Pick out every line in the listing that contains the string "axis", matching case exactly, and copy each one.

Listings of annotated regions
********

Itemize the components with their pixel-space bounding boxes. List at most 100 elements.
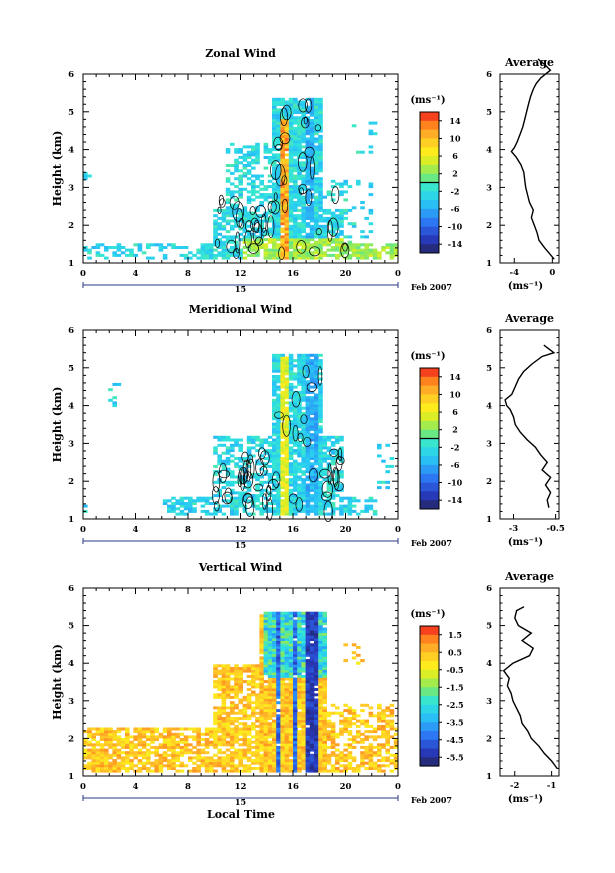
- heatmap-cell: [305, 105, 311, 109]
- heatmap-cell: [297, 454, 302, 458]
- heatmap-cell: [242, 174, 248, 178]
- heatmap-cell: [238, 738, 243, 741]
- heatmap-cell: [137, 748, 143, 752]
- heatmap-cell: [335, 232, 340, 236]
- heatmap-cell: [297, 651, 302, 655]
- heatmap-cell: [221, 738, 227, 741]
- heatmap-cell: [162, 256, 168, 260]
- heatmap-cell: [284, 140, 290, 144]
- heatmap-cell: [347, 504, 353, 508]
- heatmap-cell: [267, 451, 273, 455]
- heatmap-cell: [272, 457, 277, 460]
- heatmap-cell: [305, 643, 311, 647]
- heatmap-cell: [309, 745, 315, 749]
- heatmap-cell: [246, 454, 252, 458]
- heatmap-cell: [305, 735, 311, 739]
- heatmap-cell: [351, 656, 357, 660]
- heatmap-cell: [284, 367, 290, 370]
- heatmap-cell: [217, 682, 222, 686]
- heatmap-cell: [347, 246, 353, 249]
- heatmap-cell: [280, 614, 285, 618]
- heatmap-cell: [318, 108, 323, 112]
- heatmap-cell: [246, 703, 252, 707]
- heatmap-cell: [200, 246, 206, 249]
- heatmap-cell: [230, 470, 235, 474]
- heatmap-cell: [267, 659, 273, 663]
- contour-line: [242, 493, 253, 504]
- heatmap-cell: [234, 751, 239, 755]
- heatmap-cell: [288, 682, 294, 686]
- heatmap-cell: [280, 680, 285, 684]
- heatmap-cell: [280, 177, 285, 181]
- heatmap-cell: [314, 435, 319, 439]
- heatmap-cell: [280, 359, 285, 363]
- heatmap-cell: [377, 735, 382, 739]
- heatmap-cell: [284, 504, 290, 508]
- heatmap-cell: [301, 617, 306, 620]
- heatmap-cell: [288, 645, 294, 649]
- heatmap-cell: [204, 767, 210, 770]
- heatmap-cell: [225, 462, 231, 466]
- heatmap-cell: [364, 753, 369, 757]
- colorbar-swatch: [420, 182, 439, 192]
- heatmap-cell: [87, 761, 92, 765]
- heatmap-cell: [293, 441, 298, 445]
- heatmap-cell: [297, 659, 302, 663]
- contour-lines: [214, 98, 350, 260]
- heatmap-cell: [343, 717, 348, 720]
- heatmap-cell: [288, 664, 294, 668]
- heatmap-cell: [196, 735, 201, 739]
- heatmap-cell: [238, 709, 243, 713]
- heatmap-cell: [272, 630, 277, 634]
- heatmap-cell: [356, 645, 361, 649]
- heatmap-cell: [280, 211, 285, 215]
- heatmap-cell: [259, 690, 264, 694]
- heatmap-cell: [276, 486, 281, 490]
- heatmap-cell: [288, 185, 294, 189]
- heatmap-cell: [301, 611, 306, 615]
- heatmap-cell: [305, 404, 311, 408]
- heatmap-cell: [230, 253, 235, 257]
- heatmap-cell: [280, 751, 285, 755]
- heatmap-cell: [293, 126, 298, 130]
- heatmap-cell: [91, 753, 96, 757]
- heatmap-cell: [246, 732, 252, 736]
- heatmap-cell: [183, 748, 189, 752]
- heatmap-cell: [259, 480, 264, 484]
- heatmap-cell: [280, 730, 285, 734]
- heatmap-cell: [225, 222, 231, 226]
- heatmap-cell: [351, 651, 357, 655]
- heatmap-cell: [318, 467, 323, 471]
- heatmap-cell: [284, 730, 290, 734]
- heatmap-cell: [95, 243, 101, 247]
- heatmap-cell: [221, 451, 227, 455]
- heatmap-cell: [284, 171, 290, 175]
- heatmap-cell: [372, 753, 378, 757]
- heatmap-cell: [293, 164, 298, 167]
- heatmap-cell: [314, 735, 319, 739]
- heatmap-cell: [314, 126, 319, 130]
- heatmap-cell: [314, 105, 319, 109]
- heatmap-cell: [293, 206, 298, 210]
- heatmap-cell: [267, 472, 273, 476]
- heatmap-cell: [125, 761, 130, 765]
- heatmap-cell: [280, 198, 285, 202]
- heatmap-cell: [301, 751, 306, 755]
- heatmap-cell: [347, 719, 353, 723]
- heatmap-cell: [272, 719, 277, 723]
- heatmap-cell: [259, 740, 264, 744]
- heatmap-cell: [217, 764, 222, 768]
- heatmap-cell: [267, 441, 273, 445]
- heatmap-cell: [108, 769, 113, 773]
- heatmap-cell: [272, 367, 277, 370]
- heatmap-cell: [272, 467, 277, 471]
- heatmap-cell: [196, 251, 201, 255]
- heatmap-cell: [305, 496, 311, 500]
- colorbar-swatch: [420, 394, 439, 404]
- heatmap-cell: [242, 664, 248, 668]
- heatmap-cell: [318, 667, 323, 670]
- heatmap-cell: [280, 632, 285, 636]
- heatmap-cell: [284, 412, 290, 415]
- heatmap-cell: [179, 761, 185, 765]
- heatmap-cell: [267, 211, 273, 215]
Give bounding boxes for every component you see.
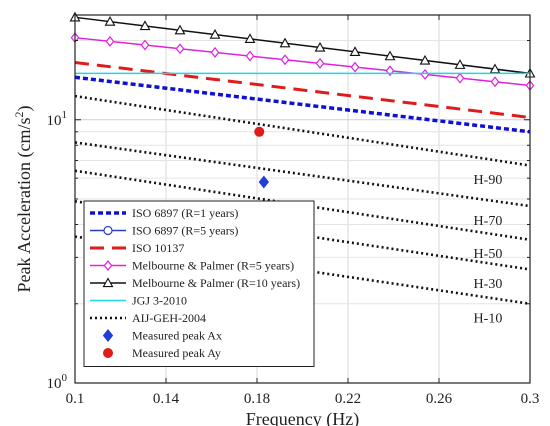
series-melbourne-palmer-r-5-years-point: [420, 68, 430, 80]
aij-curve-label: H-10: [474, 311, 503, 326]
aij-curve-label: H-70: [474, 214, 503, 229]
series-melbourne-palmer-r-10-years-point-shape: [104, 15, 116, 26]
x-tick-label: 0.1: [66, 391, 85, 407]
y-axis-title-main: Peak Acceleration (cm/s: [14, 118, 35, 293]
legend-entry-9-marker: [103, 348, 113, 358]
series-melbourne-palmer-r-5-years-point-shape: [175, 43, 185, 55]
series-melbourne-palmer-r-5-years-point: [140, 39, 150, 51]
series-measured-peak-ay-point: [254, 126, 265, 137]
series-melbourne-palmer-r-10-years-point: [104, 15, 116, 26]
series-iso-6897-r-1-years-line: [74, 75, 531, 134]
series-measured-peak-ax-point-shape: [258, 175, 269, 189]
legend-entry-2-marker: [103, 225, 113, 236]
series-melbourne-palmer-r-5-years-point-shape: [245, 50, 255, 62]
series-melbourne-palmer-r-10-years-point-shape: [314, 41, 326, 52]
series-melbourne-palmer-r-5-years-line: [74, 36, 531, 87]
series-melbourne-palmer-r-10-years-point-shape: [384, 50, 396, 61]
aij-curve-label: H-50: [474, 247, 503, 262]
y-axis-title-sup: 2: [12, 112, 26, 118]
series-measured-peak-ax-point: [258, 175, 269, 189]
legend-entry-8-marker: [102, 329, 114, 342]
series-melbourne-palmer-r-10-years-point: [419, 54, 431, 65]
legend-entry-6-label: JGJ 3-2010: [132, 294, 187, 308]
legend-entry-9-label: Measured peak Ay: [132, 346, 221, 360]
legend-entry-1-label: ISO 6897 (R=1 years): [132, 206, 238, 220]
x-tick-label: 0.22: [335, 391, 361, 407]
legend-entry-5-marker-shape: [102, 277, 114, 288]
series-melbourne-palmer-r-10-years-point: [314, 41, 326, 52]
legend-entry-3-label: ISO 10137: [132, 241, 184, 255]
series-melbourne-palmer-r-10-years-point-shape: [279, 37, 291, 48]
y-axis-title-close: ): [14, 106, 35, 112]
legend-entry-4-label: Melbourne & Palmer (R=5 years): [132, 259, 294, 273]
x-tick-label: 0.18: [244, 391, 270, 407]
aij-curve-line: [74, 141, 531, 208]
legend-entry-4-marker: [103, 260, 113, 271]
x-axis-title: Frequency (Hz): [246, 409, 359, 426]
series-melbourne-palmer-r-5-years-point: [175, 43, 185, 55]
aij-curve-line: [74, 94, 531, 167]
legend: ISO 6897 (R=1 years) ISO 6897 (R=5 years)…: [83, 200, 315, 367]
series-melbourne-palmer-r-10-years-line: [74, 16, 531, 75]
series-melbourne-palmer-r-5-years-point: [350, 61, 360, 73]
series-melbourne-palmer-r-5-years-point-shape: [105, 35, 115, 47]
series-melbourne-palmer-r-10-years-point-shape: [454, 59, 466, 69]
series-melbourne-palmer-r-5-years-point-shape: [350, 61, 360, 73]
axis-ticks: 0.1 0.14 0.18 0.22 0.26 0.3 100 101: [47, 15, 540, 407]
series-melbourne-palmer-r-10-years-point-shape: [174, 24, 186, 35]
aij-curve-label: H-30: [474, 277, 503, 292]
legend-entry-8-label: Measured peak Ax: [132, 329, 222, 343]
series-melbourne-palmer-r-10-years-point: [139, 20, 151, 31]
series-melbourne-palmer-r-5-years-point: [105, 35, 115, 47]
x-tick-label: 0.26: [426, 391, 453, 407]
series-melbourne-palmer-r-5-years-point-shape: [140, 39, 150, 51]
series-melbourne-palmer-r-10-years-point-shape: [244, 33, 256, 44]
legend-entry-7-label: AIJ-GEH-2004: [132, 311, 206, 325]
series-melbourne-palmer-r-5-years-point: [210, 46, 220, 58]
series-iso-10137-line: [74, 61, 531, 119]
series-melbourne-palmer-r-10-years-point: [244, 33, 256, 44]
x-tick-label: 0.3: [521, 391, 540, 407]
legend-entry-8-marker-shape: [102, 329, 114, 342]
legend-entry-2-label: ISO 6897 (R=5 years): [132, 224, 238, 238]
series-melbourne-palmer-r-5-years-point: [280, 54, 290, 66]
series-melbourne-palmer-r-10-years-point: [174, 24, 186, 35]
series-melbourne-palmer-r-5-years-point: [245, 50, 255, 62]
series-melbourne-palmer-r-5-years-point: [315, 57, 325, 69]
legend-entry-5-marker: [102, 277, 114, 288]
series-melbourne-palmer-r-10-years-point: [209, 28, 221, 39]
legend-entry-5-label: Melbourne & Palmer (R=10 years): [132, 276, 300, 290]
series-melbourne-palmer-r-10-years-point: [384, 50, 396, 61]
series-measured-peak-ay-point-shape: [254, 126, 265, 137]
series-melbourne-palmer-r-5-years-point: [455, 72, 465, 84]
series-melbourne-palmer-r-5-years-point-shape: [455, 72, 465, 84]
x-tick-label: 0.14: [153, 391, 180, 407]
series-melbourne-palmer-r-10-years-point-shape: [209, 28, 221, 39]
series-melbourne-palmer-r-10-years-point: [279, 37, 291, 48]
series-melbourne-palmer-r-10-years-point: [454, 59, 466, 69]
y-axis-title: Peak Acceleration (cm/s2): [12, 106, 35, 293]
series-melbourne-palmer-r-10-years-point: [349, 46, 361, 56]
series-melbourne-palmer-r-5-years-point-shape: [210, 46, 220, 58]
series-melbourne-palmer-r-5-years-point-shape: [280, 54, 290, 66]
series-melbourne-palmer-r-10-years-point-shape: [139, 20, 151, 31]
legend-entry-9-marker-shape: [103, 348, 113, 358]
series-melbourne-palmer-r-5-years-point-shape: [490, 76, 500, 88]
series-melbourne-palmer-r-10-years-point-shape: [349, 46, 361, 56]
aij-curve-label: H-90: [474, 173, 503, 188]
series-melbourne-palmer-r-5-years-point: [490, 76, 500, 88]
series-melbourne-palmer-r-5-years-point-shape: [420, 68, 430, 80]
series-melbourne-palmer-r-5-years-point-shape: [315, 57, 325, 69]
series-melbourne-palmer-r-10-years-point-shape: [419, 54, 431, 65]
legend-entry-4-marker-shape: [103, 260, 113, 271]
legend-entry-2-marker-shape: [103, 225, 113, 236]
y-tick-label: 100: [47, 372, 68, 392]
curve-labels: H-90 H-70 H-50 H-30 H-10: [474, 173, 503, 326]
y-tick-label: 101: [47, 109, 68, 129]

********

» **Finished exercise**:
y-axis-title-main: Peak Acceleration (cm/s: [14, 118, 35, 293]
y-axis-title-sup: 2: [12, 112, 26, 118]
y-axis-title-close: ): [14, 106, 35, 112]
x-axis-title: Frequency (Hz): [246, 409, 359, 426]
axis-ticks: 0.1 0.14 0.18 0.22 0.26 0.3 100 101: [47, 15, 540, 407]
y-axis-title: Peak Acceleration (cm/s2): [12, 106, 35, 293]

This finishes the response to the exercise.